╭──

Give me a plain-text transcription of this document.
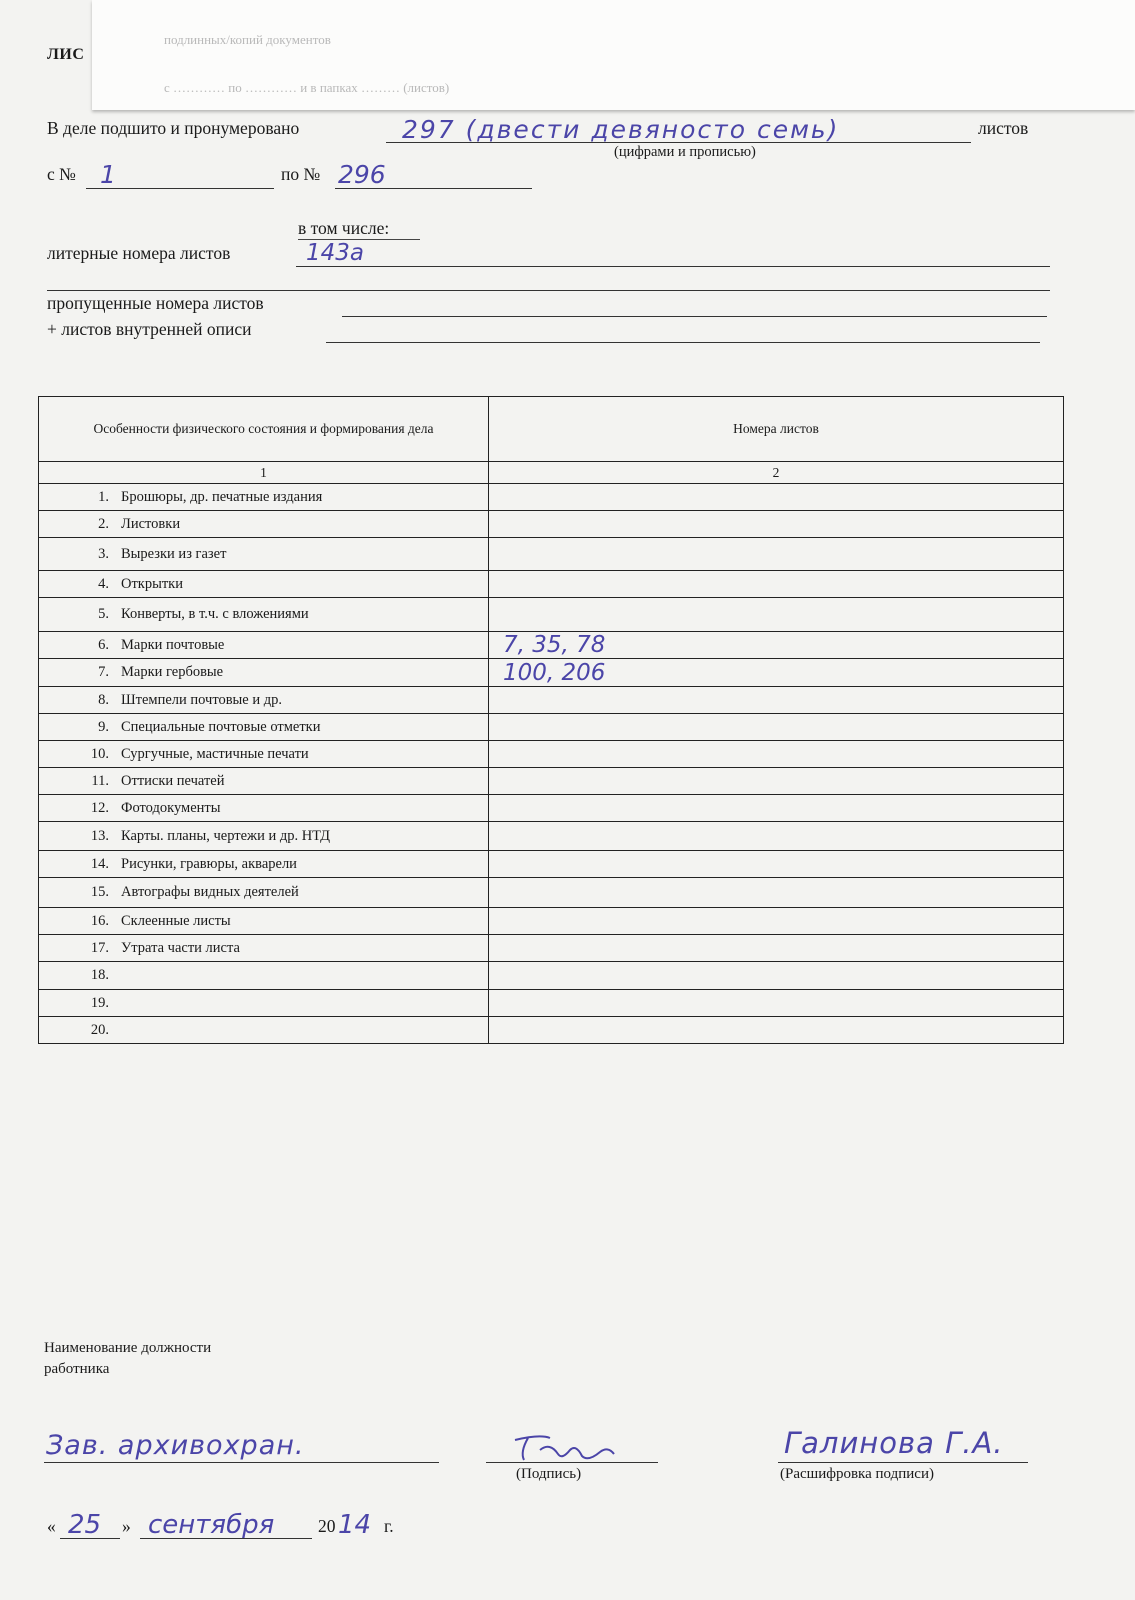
подлинных/копий документов
с ………… по ………… и в папках ……… (листов)
ЛИС
В деле подшито и пронумеровано	297 (двести девяносто семь)	листов
(цифрами и прописью)
с № 1	по № 296
в том числе:
литерные номера листов	143а
пропущенные номера листов
+ листов внутренней описи
Особенности физического состояния и формирования дела	Номера листов
1	2
1. Брошюры, др. печатные издания	
2. Листовки	
3. Вырезки из газет	
4. Открытки	
5. Конверты, в т.ч. с вложениями	
6. Марки почтовые	7, 35, 78
7. Марки гербовые	100, 206
8. Штемпели почтовые и др.	
9. Специальные почтовые отметки	
10. Сургучные, мастичные печати	
11. Оттиски печатей	
12. Фотодокументы	
13. Карты. планы, чертежи и др. НТД	
14. Рисунки, гравюры, акварели	
15. Автографы видных деятелей	
16. Склеенные листы	
17. Утрата части листа	
18.	
19.	
20.	
Наименование должности
работника
Зав. архивохран.
(Подпись)
Галинова Г.А.
(Расшифровка подписи)
« 25 » сентября 20 14 г.
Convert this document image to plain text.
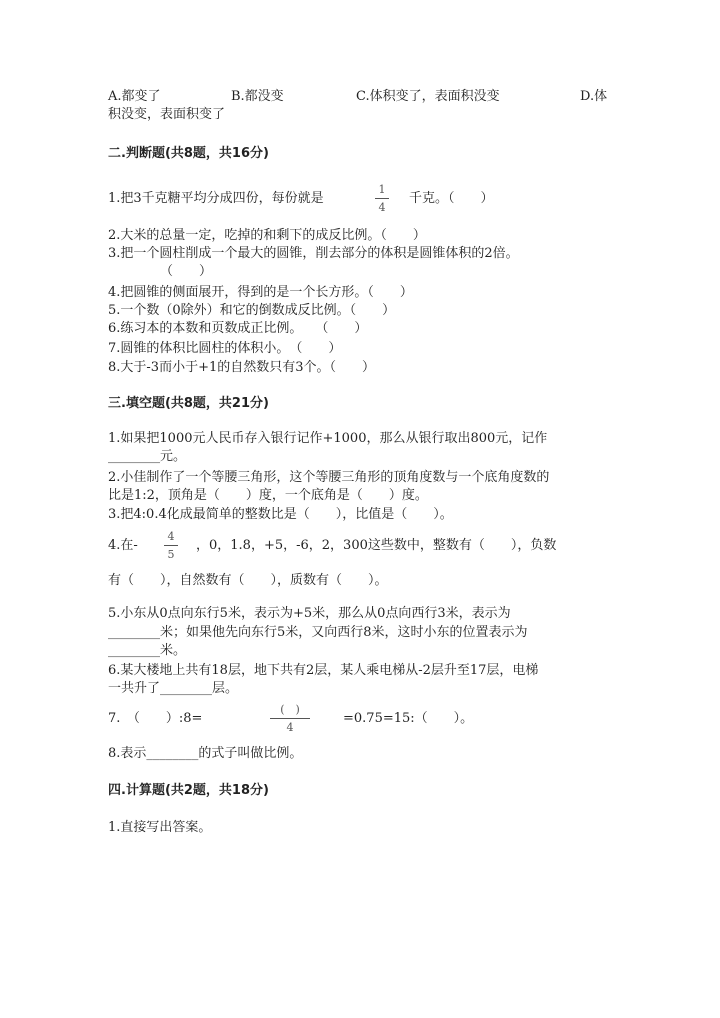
A.都变了	B.都没变	C.体积变了，表面积没变	D.体
积没变，表面积变了
二.判断题(共8题，共16分)
1.把3千克糖平均分成四份，每份就是
1
4
千克。（　　）
2.大米的总量一定，吃掉的和剩下的成反比例。（　　）
3.把一个圆柱削成一个最大的圆锥，削去部分的体积是圆锥体积的2倍。
（　　）
4.把圆锥的侧面展开，得到的是一个长方形。（　　）
5.一个数（0除外）和它的倒数成反比例。（　　）
6.练习本的本数和页数成正比例。　　（　　）
7.圆锥的体积比圆柱的体积小。　（　　）
8.大于-3而小于+1的自然数只有3个。（　　）
三.填空题(共8题，共21分)
1.如果把1000元人民币存入银行记作+1000，那么从银行取出800元，记作
________元。
2.小佳制作了一个等腰三角形，这个等腰三角形的顶角度数与一个底角度数的
比是1:2，顶角是（　　）度，一个底角是（　　）度。
3.把4:0.4化成最简单的整数比是（　　），比值是（　　）。
4.在-
4
5
，0，1.8，+5，-6，2，300这些数中，整数有（　　），负数
有（　　），自然数有（　　），质数有（　　）。
5.小东从0点向东行5米，表示为+5米，那么从0点向西行3米，表示为
________米；如果他先向东行5米，又向西行8米，这时小东的位置表示为
________米。
6.某大楼地上共有18层，地下共有2层，某人乘电梯从-2层升至17层，电梯
一共升了________层。
7.　（　　）:8=
(　)
4
=0.75=15:（　　）。
8.表示________的式子叫做比例。
四.计算题(共2题，共18分)
1.直接写出答案。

╰──

Every record above should be transcribed exactly; the pictures stay out of the copy.

Give me a plain-text transcription of this document.
подлинных/копий документов
с ………… по ………… и в папках ……… (листов)
ЛИС
В деле подшито и пронумеровано	297 (двести девяносто семь)	листов
(цифрами и прописью)
с № 1	по № 296
в том числе:
литерные номера листов	143а
пропущенные номера листов
+ листов внутренней описи
Особенности физического состояния и формирования дела	Номера листов
1	2
1. Брошюры, др. печатные издания	
2. Листовки	
3. Вырезки из газет	
4. Открытки	
5. Конверты, в т.ч. с вложениями	
6. Марки почтовые	7, 35, 78
7. Марки гербовые	100, 206
8. Штемпели почтовые и др.	
9. Специальные почтовые отметки	
10. Сургучные, мастичные печати	
11. Оттиски печатей	
12. Фотодокументы	
13. Карты. планы, чертежи и др. НТД	
14. Рисунки, гравюры, акварели	
15. Автографы видных деятелей	
16. Склеенные листы	
17. Утрата части листа	
18.	
19.	
20.	
Наименование должности
работника
Зав. архивохран.
(Подпись)
Галинова Г.А.
(Расшифровка подписи)
« 25 » сентября 20 14 г.
Convert this document image to plain text.
A.都变了	B.都没变	C.体积变了，表面积没变	D.体
积没变，表面积变了
二.判断题(共8题，共16分)
1.把3千克糖平均分成四份，每份就是
1
4
千克。（　　）
2.大米的总量一定，吃掉的和剩下的成反比例。（　　）
3.把一个圆柱削成一个最大的圆锥，削去部分的体积是圆锥体积的2倍。
（　　）
4.把圆锥的侧面展开，得到的是一个长方形。（　　）
5.一个数（0除外）和它的倒数成反比例。（　　）
6.练习本的本数和页数成正比例。　　（　　）
7.圆锥的体积比圆柱的体积小。　（　　）
8.大于-3而小于+1的自然数只有3个。（　　）
三.填空题(共8题，共21分)
1.如果把1000元人民币存入银行记作+1000，那么从银行取出800元，记作
________元。
2.小佳制作了一个等腰三角形，这个等腰三角形的顶角度数与一个底角度数的
比是1:2，顶角是（　　）度，一个底角是（　　）度。
3.把4:0.4化成最简单的整数比是（　　），比值是（　　）。
4.在-
4
5
，0，1.8，+5，-6，2，300这些数中，整数有（　　），负数
有（　　），自然数有（　　），质数有（　　）。
5.小东从0点向东行5米，表示为+5米，那么从0点向西行3米，表示为
________米；如果他先向东行5米，又向西行8米，这时小东的位置表示为
________米。
6.某大楼地上共有18层，地下共有2层，某人乘电梯从-2层升至17层，电梯
一共升了________层。
7.　（　　）:8=
(　)
4
=0.75=15:（　　）。
8.表示________的式子叫做比例。
四.计算题(共2题，共18分)
1.直接写出答案。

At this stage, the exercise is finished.